■ **Task goal**
Reproduce the listing below exactly. Pictures do not belong in the copy.

■ **Records for this task**
--------

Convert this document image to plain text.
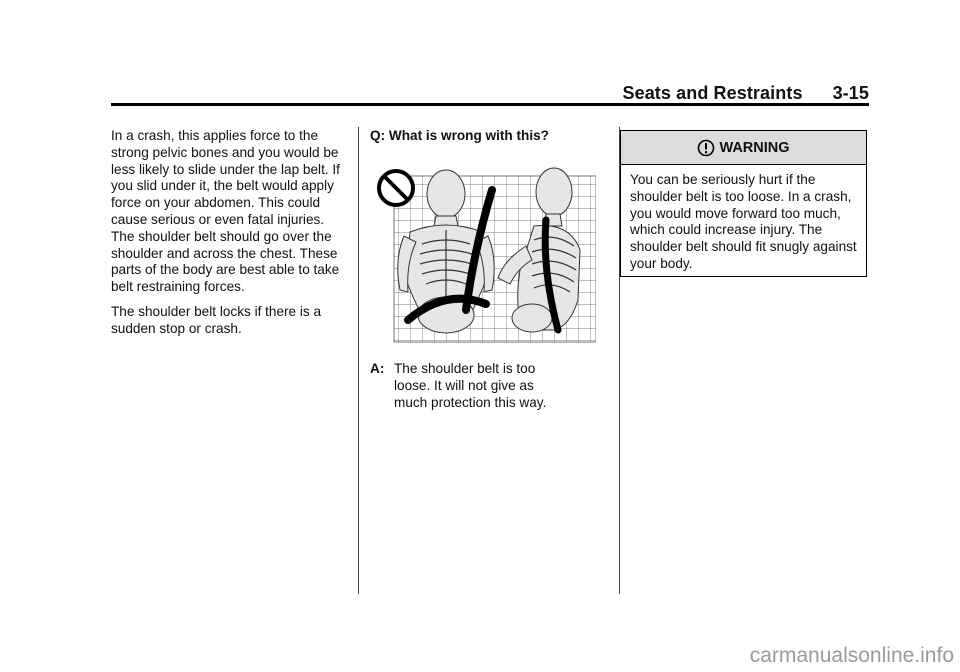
Seats and Restraints 3-15

In a crash, this applies force to the strong pelvic bones and you would be less likely to slide under the lap belt. If you slid under it, the belt would apply force on your abdomen. This could cause serious or even fatal injuries. The shoulder belt should go over the shoulder and across the chest. These parts of the body are best able to take belt restraining forces.

The shoulder belt locks if there is a sudden stop or crash.

Q: What is wrong with this?
A: The shoulder belt is too loose. It will not give as much protection this way.
WARNING
You can be seriously hurt if the shoulder belt is too loose. In a crash, you would move forward too much, which could increase injury. The shoulder belt should fit snugly against your body.
carmanualsonline.info
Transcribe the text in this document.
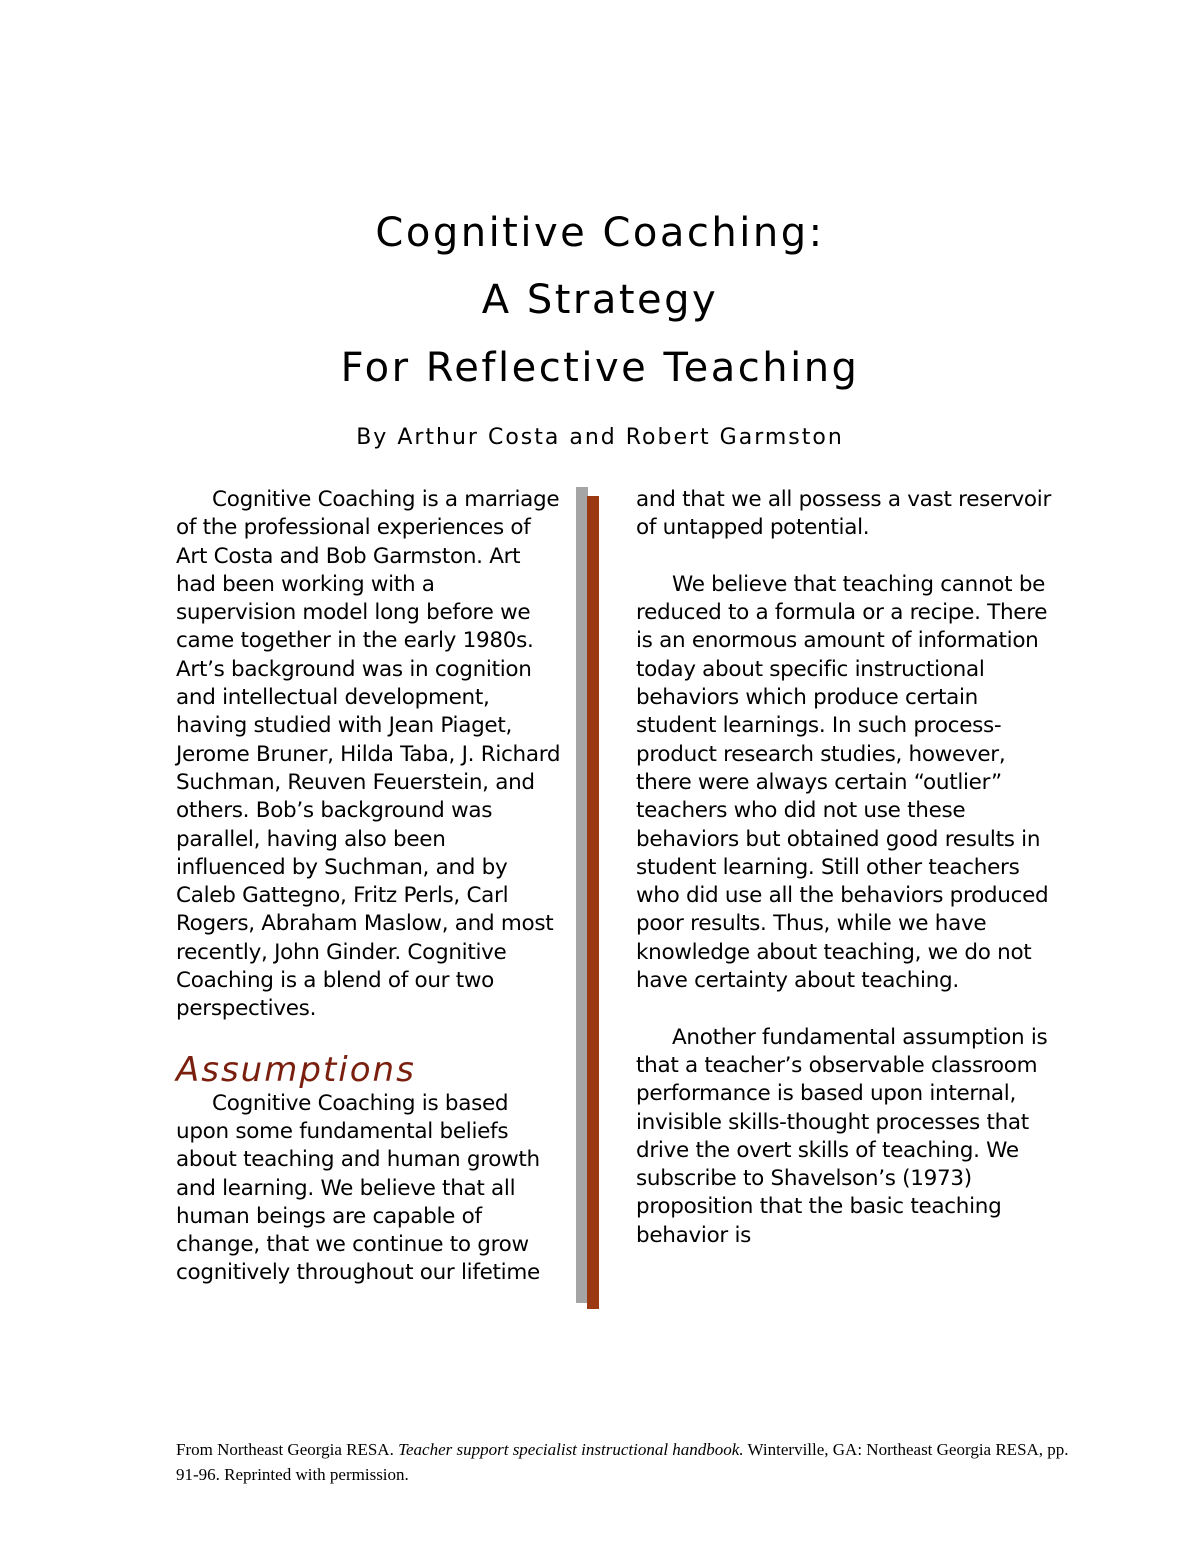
Cognitive Coaching:
A Strategy
For Reflective Teaching

By Arthur Costa and Robert Garmston

Cognitive Coaching is a marriage of the professional experiences of Art Costa and Bob Garmston. Art had been working with a supervision model long before we came together in the early 1980s. Art’s background was in cognition and intellectual development, having studied with Jean Piaget, Jerome Bruner, Hilda Taba, J. Richard Suchman, Reuven Feuerstein, and others. Bob’s background was parallel, having also been influenced by Suchman, and by Caleb Gattegno, Fritz Perls, Carl Rogers, Abraham Maslow, and most recently, John Ginder. Cognitive Coaching is a blend of our two perspectives.

Assumptions

Cognitive Coaching is based upon some fundamental beliefs about teaching and human growth and learning. We believe that all human beings are capable of change, that we continue to grow cognitively throughout our lifetime

and that we all possess a vast reservoir of untapped potential.

We believe that teaching cannot be reduced to a formula or a recipe. There is an enormous amount of information today about specific instructional behaviors which produce certain student learnings. In such process-product research studies, however, there were always certain “outlier” teachers who did not use these behaviors but obtained good results in student learning. Still other teachers who did use all the behaviors produced poor results. Thus, while we have knowledge about teaching, we do not have certainty about teaching.

Another fundamental assumption is that a teacher’s observable classroom performance is based upon internal, invisible skills-thought processes that drive the overt skills of teaching. We subscribe to Shavelson’s (1973) proposition that the basic teaching behavior is

From Northeast Georgia RESA. Teacher support specialist instructional handbook. Winterville, GA: Northeast Georgia RESA, pp. 91-96. Reprinted with permission.
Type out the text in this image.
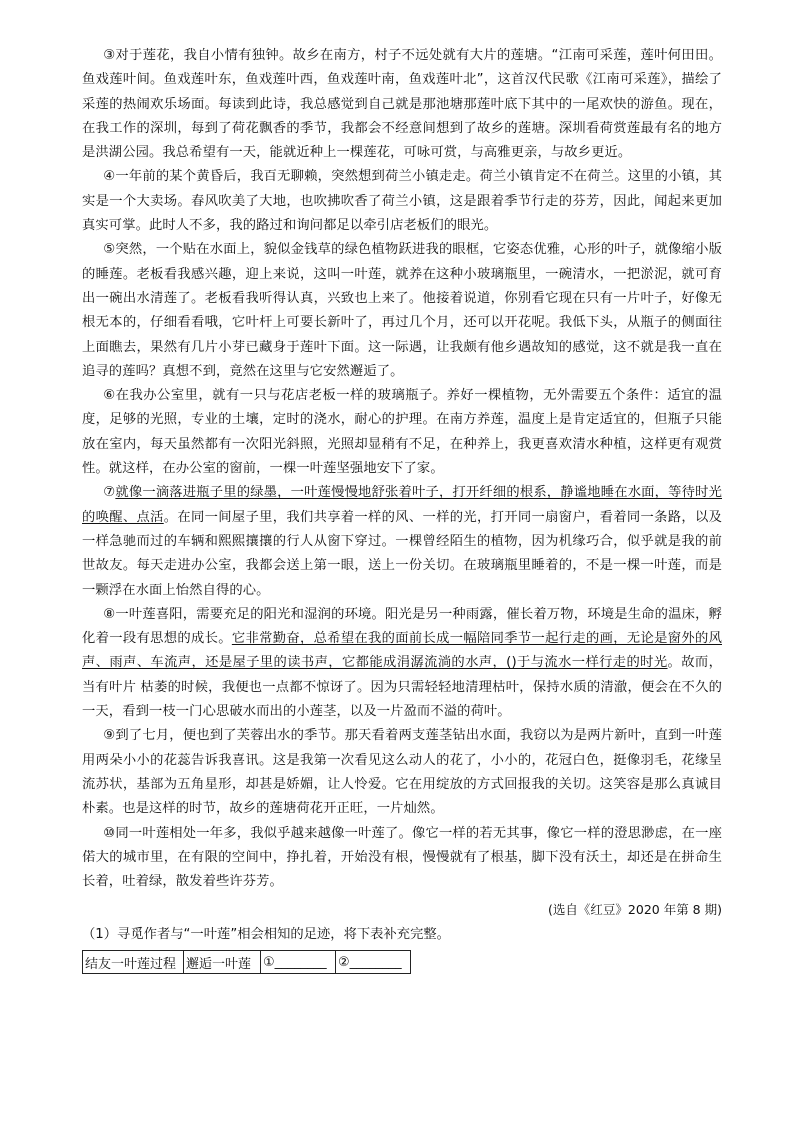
③对于莲花，我自小情有独钟。故乡在南方，村子不远处就有大片的莲塘。“江南可采莲，莲叶何田田。鱼戏莲叶间。鱼戏莲叶东，鱼戏莲叶西，鱼戏莲叶南，鱼戏莲叶北”，这首汉代民歌《江南可采莲》，描绘了采莲的热闹欢乐场面。每读到此诗，我总感觉到自己就是那池塘那莲叶底下其中的一尾欢快的游鱼。现在，在我工作的深圳，每到了荷花飘香的季节，我都会不经意间想到了故乡的莲塘。深圳看荷赏莲最有名的地方是洪湖公园。我总希望有一天，能就近种上一棵莲花，可咏可赏，与高雅更亲，与故乡更近。

④一年前的某个黄昏后，我百无聊赖，突然想到荷兰小镇走走。荷兰小镇肯定不在荷兰。这里的小镇，其实是一个大卖场。春风吹美了大地，也吹拂吹香了荷兰小镇，这是跟着季节行走的芬芳，因此，闻起来更加真实可掌。此时人不多，我的路过和询问都足以牵引店老板们的眼光。

⑤突然，一个贴在水面上，貌似金钱草的绿色植物跃进我的眼框，它姿态优雅，心形的叶子，就像缩小版的睡莲。老板看我感兴趣，迎上来说，这叫一叶莲，就养在这种小玻璃瓶里，一碗清水，一把淤泥，就可育出一碗出水清莲了。老板看我听得认真，兴致也上来了。他接着说道，你别看它现在只有一片叶子，好像无根无本的，仔细看看哦，它叶杆上可要长新叶了，再过几个月，还可以开花呢。我低下头，从瓶子的侧面往上面瞧去，果然有几片小芽已藏身于莲叶下面。这一际遇，让我颇有他乡遇故知的感觉，这不就是我一直在追寻的莲吗？真想不到，竟然在这里与它安然邂逅了。

⑥在我办公室里，就有一只与花店老板一样的玻璃瓶子。养好一棵植物，无外需要五个条件：适宜的温度，足够的光照，专业的土壤，定时的浇水，耐心的护理。在南方养莲，温度上是肯定适宜的，但瓶子只能放在室内，每天虽然都有一次阳光斜照，光照却显稍有不足，在种养上，我更喜欢清水种植，这样更有观赏性。就这样，在办公室的窗前，一棵一叶莲坚强地安下了家。

⑦就像一滴落进瓶子里的绿墨，一叶莲慢慢地舒张着叶子，打开纤细的根系，静谧地睡在水面，等待时光的唤醒、点活。在同一间屋子里，我们共享着一样的风、一样的光，打开同一扇窗户，看着同一条路，以及一样急驰而过的车辆和熙熙攘攘的行人从窗下穿过。一棵曾经陌生的植物，因为机缘巧合，似乎就是我的前世故友。每天走进办公室，我都会送上第一眼，送上一份关切。在玻璃瓶里睡着的，不是一棵一叶莲，而是一颗浮在水面上怡然自得的心。

⑧一叶莲喜阳，需要充足的阳光和湿润的环境。阳光是另一种雨露，催长着万物，环境是生命的温床，孵化着一段有思想的成长。它非常勤奋，总希望在我的面前长成一幅陪同季节一起行走的画，无论是窗外的风声、雨声、车流声，还是屋子里的读书声，它都能成涓潺流淌的水声，()于与流水一样行走的时光。故而，当有叶片 枯萎的时候，我便也一点都不惊讶了。因为只需轻轻地清理枯叶，保持水质的清澈，便会在不久的一天，看到一枝一门心思破水而出的小莲茎，以及一片盈而不溢的荷叶。

⑨到了七月，便也到了芙蓉出水的季节。那天看着两支莲茎钻出水面，我窃以为是两片新叶，直到一叶莲用两朵小小的花蕊告诉我喜讯。这是我第一次看见这么动人的花了，小小的，花冠白色，挺像羽毛，花缘呈流苏状，基部为五角星形，却甚是娇媚，让人怜爱。它在用绽放的方式回报我的关切。这笑容是那么真诚目朴素。也是这样的时节，故乡的莲塘荷花开正旺，一片灿然。

⑩同一叶莲相处一年多，我似乎越来越像一叶莲了。像它一样的若无其事，像它一样的澄思渺虑，在一座偌大的城市里，在有限的空间中，挣扎着，开始没有根，慢慢就有了根基，脚下没有沃土，却还是在拼命生长着，吐着绿，散发着些许芬芳。

(选自《红豆》2020 年第 8 期)
（1）寻觅作者与“一叶莲”相会相知的足迹，将下表补充完整。
结友一叶莲过程	邂逅一叶莲	①________	②________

--------

■ **Solution**
Convert this document image to plain text.
Seats and Restraints 3-15

In a crash, this applies force to the strong pelvic bones and you would be less likely to slide under the lap belt. If you slid under it, the belt would apply force on your abdomen. This could cause serious or even fatal injuries. The shoulder belt should go over the shoulder and across the chest. These parts of the body are best able to take belt restraining forces.

The shoulder belt locks if there is a sudden stop or crash.

Q: What is wrong with this?
A: The shoulder belt is too loose. It will not give as much protection this way.
WARNING
You can be seriously hurt if the shoulder belt is too loose. In a crash, you would move forward too much, which could increase injury. The shoulder belt should fit snugly against your body.
carmanualsonline.info
Transcribe the text in this document.
Cognitive Coaching:
A Strategy
For Reflective Teaching

By Arthur Costa and Robert Garmston

Cognitive Coaching is a marriage of the professional experiences of Art Costa and Bob Garmston. Art had been working with a supervision model long before we came together in the early 1980s. Art’s background was in cognition and intellectual development, having studied with Jean Piaget, Jerome Bruner, Hilda Taba, J. Richard Suchman, Reuven Feuerstein, and others. Bob’s background was parallel, having also been influenced by Suchman, and by Caleb Gattegno, Fritz Perls, Carl Rogers, Abraham Maslow, and most recently, John Ginder. Cognitive Coaching is a blend of our two perspectives.

Assumptions

Cognitive Coaching is based upon some fundamental beliefs about teaching and human growth and learning. We believe that all human beings are capable of change, that we continue to grow cognitively throughout our lifetime

and that we all possess a vast reservoir of untapped potential.

We believe that teaching cannot be reduced to a formula or a recipe. There is an enormous amount of information today about specific instructional behaviors which produce certain student learnings. In such process-product research studies, however, there were always certain “outlier” teachers who did not use these behaviors but obtained good results in student learning. Still other teachers who did use all the behaviors produced poor results. Thus, while we have knowledge about teaching, we do not have certainty about teaching.

Another fundamental assumption is that a teacher’s observable classroom performance is based upon internal, invisible skills-thought processes that drive the overt skills of teaching. We subscribe to Shavelson’s (1973) proposition that the basic teaching behavior is

From Northeast Georgia RESA. Teacher support specialist instructional handbook. Winterville, GA: Northeast Georgia RESA, pp. 91-96. Reprinted with permission.
Type out the text in this image.
③对于莲花，我自小情有独钟。故乡在南方，村子不远处就有大片的莲塘。“江南可采莲，莲叶何田田。鱼戏莲叶间。鱼戏莲叶东，鱼戏莲叶西，鱼戏莲叶南，鱼戏莲叶北”，这首汉代民歌《江南可采莲》，描绘了采莲的热闹欢乐场面。每读到此诗，我总感觉到自己就是那池塘那莲叶底下其中的一尾欢快的游鱼。现在，在我工作的深圳，每到了荷花飘香的季节，我都会不经意间想到了故乡的莲塘。深圳看荷赏莲最有名的地方是洪湖公园。我总希望有一天，能就近种上一棵莲花，可咏可赏，与高雅更亲，与故乡更近。

④一年前的某个黄昏后，我百无聊赖，突然想到荷兰小镇走走。荷兰小镇肯定不在荷兰。这里的小镇，其实是一个大卖场。春风吹美了大地，也吹拂吹香了荷兰小镇，这是跟着季节行走的芬芳，因此，闻起来更加真实可掌。此时人不多，我的路过和询问都足以牵引店老板们的眼光。

⑤突然，一个贴在水面上，貌似金钱草的绿色植物跃进我的眼框，它姿态优雅，心形的叶子，就像缩小版的睡莲。老板看我感兴趣，迎上来说，这叫一叶莲，就养在这种小玻璃瓶里，一碗清水，一把淤泥，就可育出一碗出水清莲了。老板看我听得认真，兴致也上来了。他接着说道，你别看它现在只有一片叶子，好像无根无本的，仔细看看哦，它叶杆上可要长新叶了，再过几个月，还可以开花呢。我低下头，从瓶子的侧面往上面瞧去，果然有几片小芽已藏身于莲叶下面。这一际遇，让我颇有他乡遇故知的感觉，这不就是我一直在追寻的莲吗？真想不到，竟然在这里与它安然邂逅了。

⑥在我办公室里，就有一只与花店老板一样的玻璃瓶子。养好一棵植物，无外需要五个条件：适宜的温度，足够的光照，专业的土壤，定时的浇水，耐心的护理。在南方养莲，温度上是肯定适宜的，但瓶子只能放在室内，每天虽然都有一次阳光斜照，光照却显稍有不足，在种养上，我更喜欢清水种植，这样更有观赏性。就这样，在办公室的窗前，一棵一叶莲坚强地安下了家。

⑦就像一滴落进瓶子里的绿墨，一叶莲慢慢地舒张着叶子，打开纤细的根系，静谧地睡在水面，等待时光的唤醒、点活。在同一间屋子里，我们共享着一样的风、一样的光，打开同一扇窗户，看着同一条路，以及一样急驰而过的车辆和熙熙攘攘的行人从窗下穿过。一棵曾经陌生的植物，因为机缘巧合，似乎就是我的前世故友。每天走进办公室，我都会送上第一眼，送上一份关切。在玻璃瓶里睡着的，不是一棵一叶莲，而是一颗浮在水面上怡然自得的心。

⑧一叶莲喜阳，需要充足的阳光和湿润的环境。阳光是另一种雨露，催长着万物，环境是生命的温床，孵化着一段有思想的成长。它非常勤奋，总希望在我的面前长成一幅陪同季节一起行走的画，无论是窗外的风声、雨声、车流声，还是屋子里的读书声，它都能成涓潺流淌的水声，()于与流水一样行走的时光。故而，当有叶片 枯萎的时候，我便也一点都不惊讶了。因为只需轻轻地清理枯叶，保持水质的清澈，便会在不久的一天，看到一枝一门心思破水而出的小莲茎，以及一片盈而不溢的荷叶。

⑨到了七月，便也到了芙蓉出水的季节。那天看着两支莲茎钻出水面，我窃以为是两片新叶，直到一叶莲用两朵小小的花蕊告诉我喜讯。这是我第一次看见这么动人的花了，小小的，花冠白色，挺像羽毛，花缘呈流苏状，基部为五角星形，却甚是娇媚，让人怜爱。它在用绽放的方式回报我的关切。这笑容是那么真诚目朴素。也是这样的时节，故乡的莲塘荷花开正旺，一片灿然。

⑩同一叶莲相处一年多，我似乎越来越像一叶莲了。像它一样的若无其事，像它一样的澄思渺虑，在一座偌大的城市里，在有限的空间中，挣扎着，开始没有根，慢慢就有了根基，脚下没有沃土，却还是在拼命生长着，吐着绿，散发着些许芬芳。

(选自《红豆》2020 年第 8 期)
（1）寻觅作者与“一叶莲”相会相知的足迹，将下表补充完整。
结友一叶莲过程	邂逅一叶莲	①________	②________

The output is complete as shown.